**課題 a:** 演習データの行について、先頭の行から始めて「platform-option-taobao[interactable]: 淘宝 xyxy=(16,177,156,213)」を含む行で終わる範囲（両端を含む）を、空行を除いて番号付きリストとして出力してください。

まぎれもなく世界最高の歌い手であるチェチーリア・バルトリが、綿密な研究&調査によってヴィヴァルディの「オペラ作曲家」としての知られざる姿を鮮烈に描き切ったアルバム。バックを担うのは気鋭のピリオド・アンサンブル、イル・ジャルディーノ・アルモニコ。当盤は全世界で70万枚のセールス、世界6カ国でゴールド・ディスクを獲得という、彼女のキャリアの中でも記念碑的なアルバムとなった。

 

 

 

 

 

 

ヴィヴァルディ=「四季」という図式が良くも悪くも定着してしまった中で、新たな面を示したこのディスク、僕も今回初めて聞き、感嘆の念を禁じ得ない。以前ブログで取り上げた書籍「古楽の終焉」で紹介されていた音源がこのアルバムの1曲だったのがきっかけになった。「人間の声こそ最高の楽器」といわれることがあるが、このアルバムを聴くとまさにその通りだと思う―実に素晴らしく昇華された修辞学的音楽の極致である。そして声楽→器楽へとシフトしていった音楽史の中で、このような芸術的なまでのコロラトゥーラ歌唱は「器楽を声楽のように歌わせる」とは逆説的な、「声楽を器楽のように扱う」手法に思えて大変興味深く感じた。

**演習データ:**
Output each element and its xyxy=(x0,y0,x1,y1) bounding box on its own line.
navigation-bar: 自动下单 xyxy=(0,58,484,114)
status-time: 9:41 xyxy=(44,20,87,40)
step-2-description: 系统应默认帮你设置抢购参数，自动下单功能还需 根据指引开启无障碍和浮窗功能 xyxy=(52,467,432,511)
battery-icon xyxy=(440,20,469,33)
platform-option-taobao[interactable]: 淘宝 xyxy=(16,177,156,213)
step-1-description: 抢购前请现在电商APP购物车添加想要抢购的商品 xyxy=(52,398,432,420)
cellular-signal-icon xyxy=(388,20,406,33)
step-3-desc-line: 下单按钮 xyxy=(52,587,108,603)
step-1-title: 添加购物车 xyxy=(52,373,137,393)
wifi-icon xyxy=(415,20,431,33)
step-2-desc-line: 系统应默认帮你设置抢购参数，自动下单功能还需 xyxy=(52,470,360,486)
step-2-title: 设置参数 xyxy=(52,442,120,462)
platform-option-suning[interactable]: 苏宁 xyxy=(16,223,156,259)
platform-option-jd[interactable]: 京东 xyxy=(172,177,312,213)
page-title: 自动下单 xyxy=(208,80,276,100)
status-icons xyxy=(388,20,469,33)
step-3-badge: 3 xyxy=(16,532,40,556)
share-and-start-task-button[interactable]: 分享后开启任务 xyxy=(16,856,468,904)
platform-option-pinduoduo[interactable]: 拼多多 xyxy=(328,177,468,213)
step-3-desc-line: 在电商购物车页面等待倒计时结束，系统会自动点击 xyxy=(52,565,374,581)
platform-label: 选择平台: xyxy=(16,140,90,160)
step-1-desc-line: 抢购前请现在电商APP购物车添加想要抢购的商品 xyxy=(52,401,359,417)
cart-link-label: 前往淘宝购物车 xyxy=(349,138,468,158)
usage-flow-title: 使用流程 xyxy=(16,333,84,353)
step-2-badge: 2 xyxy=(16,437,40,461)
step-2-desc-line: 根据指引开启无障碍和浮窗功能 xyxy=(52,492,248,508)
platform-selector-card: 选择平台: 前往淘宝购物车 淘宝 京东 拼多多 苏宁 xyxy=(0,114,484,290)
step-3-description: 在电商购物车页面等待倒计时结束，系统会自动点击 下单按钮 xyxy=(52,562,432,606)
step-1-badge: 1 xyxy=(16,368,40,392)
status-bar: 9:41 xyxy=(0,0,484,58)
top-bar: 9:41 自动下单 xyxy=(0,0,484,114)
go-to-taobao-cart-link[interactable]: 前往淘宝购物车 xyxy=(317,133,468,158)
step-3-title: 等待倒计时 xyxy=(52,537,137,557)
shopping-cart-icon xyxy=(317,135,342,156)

**課題 b:** ヴィヴァルディのアルバムを扱った上の本文抜粋を、全文一字一句変えずにもう一度示すこと。

**解答例 a:**
1. Output each element and its xyxy=(x0,y0,x1,y1) bounding box on its own line.
2. navigation-bar: 自动下单 xyxy=(0,58,484,114)
3. status-time: 9:41 xyxy=(44,20,87,40)
4. step-2-description: 系统应默认帮你设置抢购参数，自动下单功能还需 根据指引开启无障碍和浮窗功能 xyxy=(52,467,432,511)
5. battery-icon xyxy=(440,20,469,33)
6. platform-option-taobao[interactable]: 淘宝 xyxy=(16,177,156,213)

**解答例 b:**
まぎれもなく世界最高の歌い手であるチェチーリア・バルトリが、綿密な研究&調査によってヴィヴァルディの「オペラ作曲家」としての知られざる姿を鮮烈に描き切ったアルバム。バックを担うのは気鋭のピリオド・アンサンブル、イル・ジャルディーノ・アルモニコ。当盤は全世界で70万枚のセールス、世界6カ国でゴールド・ディスクを獲得という、彼女のキャリアの中でも記念碑的なアルバムとなった。

 

 

 

 

 

 

ヴィヴァルディ=「四季」という図式が良くも悪くも定着してしまった中で、新たな面を示したこのディスク、僕も今回初めて聞き、感嘆の念を禁じ得ない。以前ブログで取り上げた書籍「古楽の終焉」で紹介されていた音源がこのアルバムの1曲だったのがきっかけになった。「人間の声こそ最高の楽器」といわれることがあるが、このアルバムを聴くとまさにその通りだと思う―実に素晴らしく昇華された修辞学的音楽の極致である。そして声楽→器楽へとシフトしていった音楽史の中で、このような芸術的なまでのコロラトゥーラ歌唱は「器楽を声楽のように歌わせる」とは逆説的な、「声楽を器楽のように扱う」手法に思えて大変興味深く感じた。